** BEGIN EXERCISE INPUT **
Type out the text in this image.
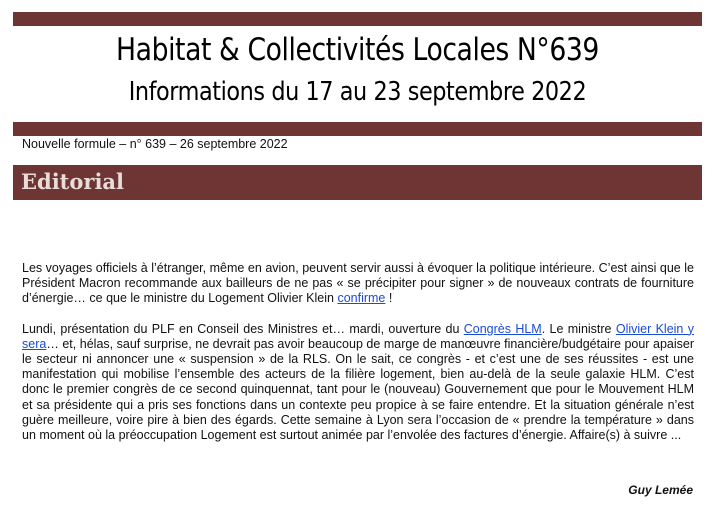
Habitat & Collectivités Locales N°639
Informations du 17 au 23 septembre 2022
Nouvelle formule – n° 639 – 26 septembre 2022
Editorial

Les voyages officiels à l’étranger, même en avion, peuvent servir aussi à évoquer la politique intérieure. C’est ainsi que le Président Macron recommande aux bailleurs de ne pas « se précipiter pour signer » de nouveaux contrats de fourniture d’énergie… ce que le ministre du Logement Olivier Klein confirme !

Lundi, présentation du PLF en Conseil des Ministres et… mardi, ouverture du Congrès HLM. Le ministre Olivier Klein y sera… et, hélas, sauf surprise, ne devrait pas avoir beaucoup de marge de manœuvre financière/budgétaire pour apaiser le secteur ni annoncer une « suspension » de la RLS. On le sait, ce congrès - et c’est une de ses réussites - est une manifestation qui mobilise l’ensemble des acteurs de la filière logement, bien au-delà de la seule galaxie HLM. C’est donc le premier congrès de ce second quinquennat, tant pour le (nouveau) Gouvernement que pour le Mouvement HLM et sa présidente qui a pris ses fonctions dans un contexte peu propice à se faire entendre. Et la situation générale n’est guère meilleure, voire pire à bien des égards. Cette semaine à Lyon sera l’occasion de « prendre la température » dans un moment où la préoccupation Logement est surtout animée par l’envolée des factures d’énergie. Affaire(s) à suivre ...

Guy Lemée
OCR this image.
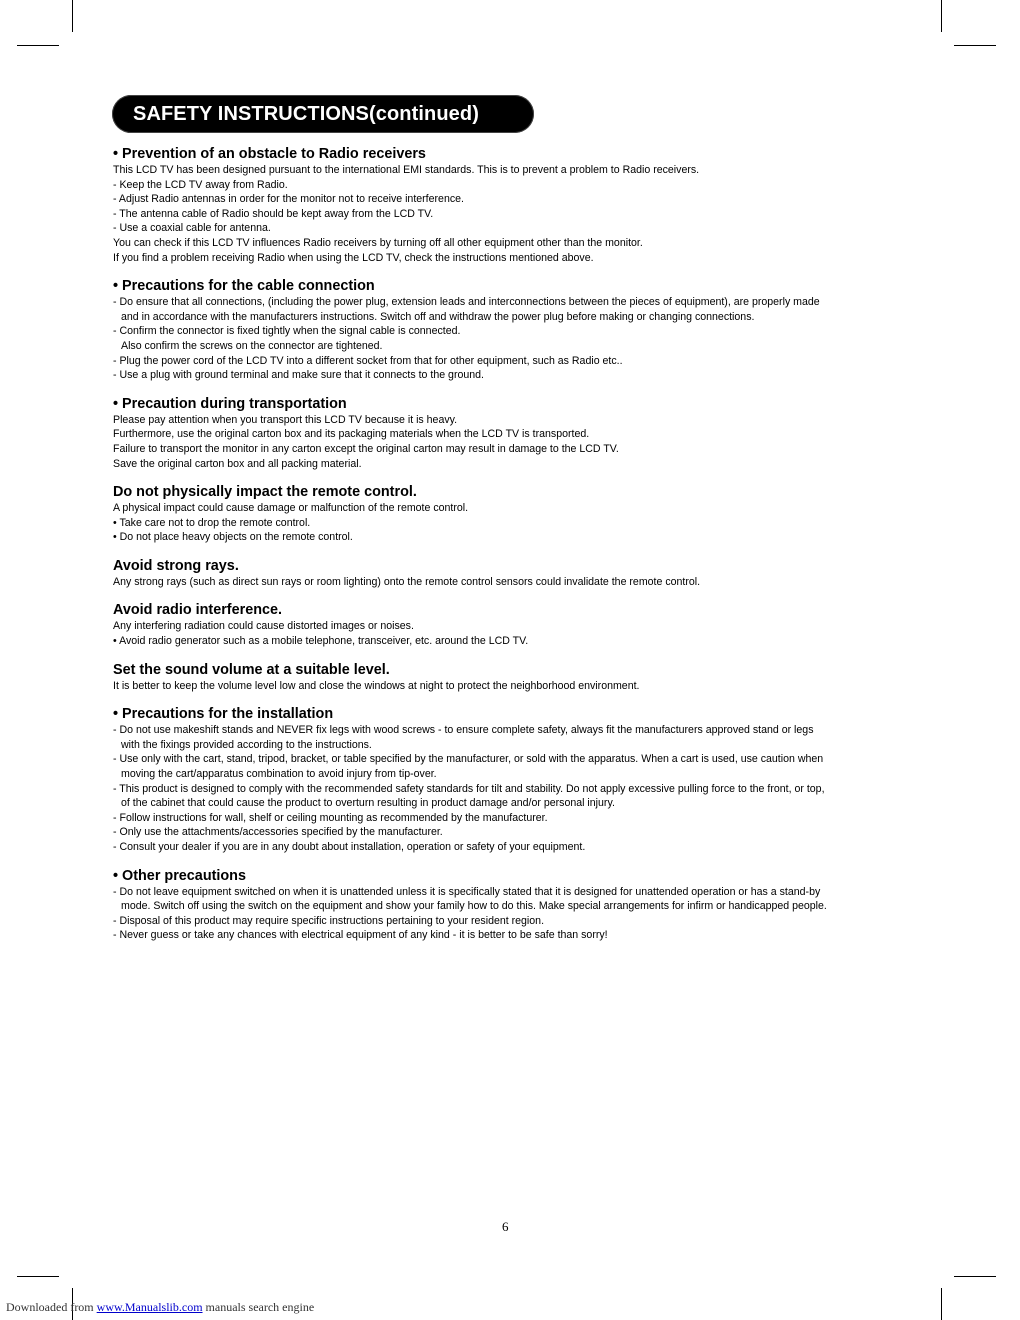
SAFETY INSTRUCTIONS(continued)
• Prevention of an obstacle to Radio receivers
This LCD TV has been designed pursuant to the international EMI standards. This is to prevent a problem to Radio receivers.
- Keep the LCD TV away from Radio.
- Adjust Radio antennas in order for the monitor not to receive interference.
- The antenna cable of Radio should be kept away from the LCD TV.
- Use a coaxial cable for antenna.
You can check if this LCD TV influences Radio receivers by turning off all other equipment other than the monitor.
If you find a problem receiving Radio when using the LCD TV, check the instructions mentioned above.
• Precautions for the cable connection
- Do ensure that all connections, (including the power plug, extension leads and interconnections between the pieces of equipment), are properly made
and in accordance with the manufacturers instructions. Switch off and withdraw the power plug before making or changing connections.
- Confirm the connector is fixed tightly when the signal cable is connected.
Also confirm the screws on the connector are tightened.
- Plug the power cord of the LCD TV into a different socket from that for other equipment, such as Radio etc..
- Use a plug with ground terminal and make sure that it connects to the ground.
• Precaution during transportation
Please pay attention when you transport this LCD TV because it is heavy.
Furthermore, use the original carton box and its packaging materials when the LCD TV is transported.
Failure to transport the monitor in any carton except the original carton may result in damage to the LCD TV.
Save the original carton box and all packing material.
Do not physically impact the remote control.
A physical impact could cause damage or malfunction of the remote control.
• Take care not to drop the remote control.
• Do not place heavy objects on the remote control.
Avoid strong rays.
Any strong rays (such as direct sun rays or room lighting) onto the remote control sensors could invalidate the remote control.
Avoid radio interference.
Any interfering radiation could cause distorted images or noises.
• Avoid radio generator such as a mobile telephone, transceiver, etc. around the LCD TV.
Set the sound volume at a suitable level.
It is better to keep the volume level low and close the windows at night to protect the neighborhood environment.
• Precautions for the installation
- Do not use makeshift stands and NEVER fix legs with wood screws - to ensure complete safety, always fit the manufacturers approved stand or legs
with the fixings provided according to the instructions.
- Use only with the cart, stand, tripod, bracket, or table specified by the manufacturer, or sold with the apparatus. When a cart is used, use caution when
moving the cart/apparatus combination to avoid injury from tip-over.
- This product is designed to comply with the recommended safety standards for tilt and stability. Do not apply excessive pulling force to the front, or top,
of the cabinet that could cause the product to overturn resulting in product damage and/or personal injury.
- Follow instructions for wall, shelf or ceiling mounting as recommended by the manufacturer.
- Only use the attachments/accessories specified by the manufacturer.
- Consult your dealer if you are in any doubt about installation, operation or safety of your equipment.
• Other precautions
- Do not leave equipment switched on when it is unattended unless it is specifically stated that it is designed for unattended operation or has a stand-by
mode. Switch off using the switch on the equipment and show your family how to do this. Make special arrangements for infirm or handicapped people.
- Disposal of this product may require specific instructions pertaining to your resident region.
- Never guess or take any chances with electrical equipment of any kind - it is better to be safe than sorry!
6
Downloaded from www.Manualslib.com manuals search engine
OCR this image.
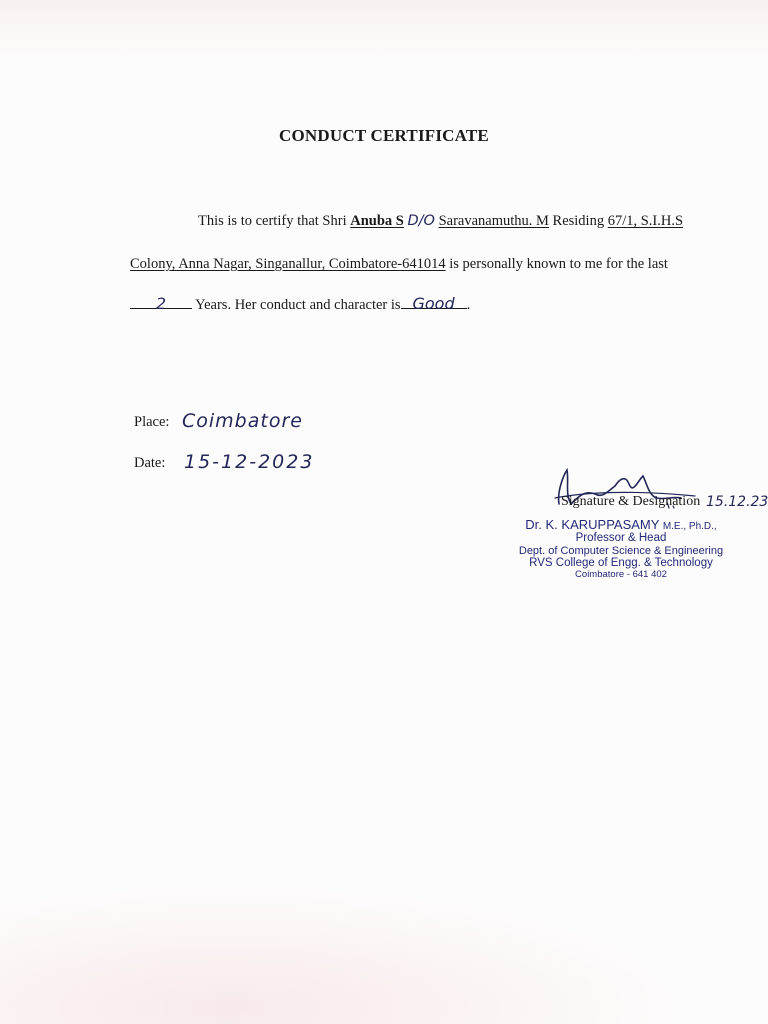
CONDUCT CERTIFICATE
This is to certify that Shri Anuba S D/O Saravanamuthu. M Residing 67/1, S.I.H.S
Colony, Anna Nagar, Singanallur, Coimbatore-641014 is personally known to me for the last
2 Years. Her conduct and character is Good .
Place: Coimbatore
Date: 15-12-2023
Signature & Designation 15.12.23
Dr. K. KARUPPASAMY M.E., Ph.D.,
Professor & Head
Dept. of Computer Science & Engineering
RVS College of Engg. & Technology
Coimbatore - 641 402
** END EXERCISE INPUT **
● **TASK REQUIREMENTS**
Using the records above, output their complete text exactly, minus any images.

● **PROBLEM SOLUTION**
Type out the text in this image.
Habitat & Collectivités Locales N°639
Informations du 17 au 23 septembre 2022
Nouvelle formule – n° 639 – 26 septembre 2022
Editorial

Les voyages officiels à l’étranger, même en avion, peuvent servir aussi à évoquer la politique intérieure. C’est ainsi que le Président Macron recommande aux bailleurs de ne pas « se précipiter pour signer » de nouveaux contrats de fourniture d’énergie… ce que le ministre du Logement Olivier Klein confirme !

Lundi, présentation du PLF en Conseil des Ministres et… mardi, ouverture du Congrès HLM. Le ministre Olivier Klein y sera… et, hélas, sauf surprise, ne devrait pas avoir beaucoup de marge de manœuvre financière/budgétaire pour apaiser le secteur ni annoncer une « suspension » de la RLS. On le sait, ce congrès - et c’est une de ses réussites - est une manifestation qui mobilise l’ensemble des acteurs de la filière logement, bien au-delà de la seule galaxie HLM. C’est donc le premier congrès de ce second quinquennat, tant pour le (nouveau) Gouvernement que pour le Mouvement HLM et sa présidente qui a pris ses fonctions dans un contexte peu propice à se faire entendre. Et la situation générale n’est guère meilleure, voire pire à bien des égards. Cette semaine à Lyon sera l’occasion de « prendre la température » dans un moment où la préoccupation Logement est surtout animée par l’envolée des factures d’énergie. Affaire(s) à suivre ...

Guy Lemée
OCR this image.
SAFETY INSTRUCTIONS(continued)
• Prevention of an obstacle to Radio receivers
This LCD TV has been designed pursuant to the international EMI standards. This is to prevent a problem to Radio receivers.
- Keep the LCD TV away from Radio.
- Adjust Radio antennas in order for the monitor not to receive interference.
- The antenna cable of Radio should be kept away from the LCD TV.
- Use a coaxial cable for antenna.
You can check if this LCD TV influences Radio receivers by turning off all other equipment other than the monitor.
If you find a problem receiving Radio when using the LCD TV, check the instructions mentioned above.
• Precautions for the cable connection
- Do ensure that all connections, (including the power plug, extension leads and interconnections between the pieces of equipment), are properly made
and in accordance with the manufacturers instructions. Switch off and withdraw the power plug before making or changing connections.
- Confirm the connector is fixed tightly when the signal cable is connected.
Also confirm the screws on the connector are tightened.
- Plug the power cord of the LCD TV into a different socket from that for other equipment, such as Radio etc..
- Use a plug with ground terminal and make sure that it connects to the ground.
• Precaution during transportation
Please pay attention when you transport this LCD TV because it is heavy.
Furthermore, use the original carton box and its packaging materials when the LCD TV is transported.
Failure to transport the monitor in any carton except the original carton may result in damage to the LCD TV.
Save the original carton box and all packing material.
Do not physically impact the remote control.
A physical impact could cause damage or malfunction of the remote control.
• Take care not to drop the remote control.
• Do not place heavy objects on the remote control.
Avoid strong rays.
Any strong rays (such as direct sun rays or room lighting) onto the remote control sensors could invalidate the remote control.
Avoid radio interference.
Any interfering radiation could cause distorted images or noises.
• Avoid radio generator such as a mobile telephone, transceiver, etc. around the LCD TV.
Set the sound volume at a suitable level.
It is better to keep the volume level low and close the windows at night to protect the neighborhood environment.
• Precautions for the installation
- Do not use makeshift stands and NEVER fix legs with wood screws - to ensure complete safety, always fit the manufacturers approved stand or legs
with the fixings provided according to the instructions.
- Use only with the cart, stand, tripod, bracket, or table specified by the manufacturer, or sold with the apparatus. When a cart is used, use caution when
moving the cart/apparatus combination to avoid injury from tip-over.
- This product is designed to comply with the recommended safety standards for tilt and stability. Do not apply excessive pulling force to the front, or top,
of the cabinet that could cause the product to overturn resulting in product damage and/or personal injury.
- Follow instructions for wall, shelf or ceiling mounting as recommended by the manufacturer.
- Only use the attachments/accessories specified by the manufacturer.
- Consult your dealer if you are in any doubt about installation, operation or safety of your equipment.
• Other precautions
- Do not leave equipment switched on when it is unattended unless it is specifically stated that it is designed for unattended operation or has a stand-by
mode. Switch off using the switch on the equipment and show your family how to do this. Make special arrangements for infirm or handicapped people.
- Disposal of this product may require specific instructions pertaining to your resident region.
- Never guess or take any chances with electrical equipment of any kind - it is better to be safe than sorry!
6
Downloaded from www.Manualslib.com manuals search engine
OCR this image.
CONDUCT CERTIFICATE
This is to certify that Shri Anuba S D/O Saravanamuthu. M Residing 67/1, S.I.H.S
Colony, Anna Nagar, Singanallur, Coimbatore-641014 is personally known to me for the last
2 Years. Her conduct and character is Good .
Place: Coimbatore
Date: 15-12-2023
Signature & Designation 15.12.23
Dr. K. KARUPPASAMY M.E., Ph.D.,
Professor & Head
Dept. of Computer Science & Engineering
RVS College of Engg. & Technology
Coimbatore - 641 402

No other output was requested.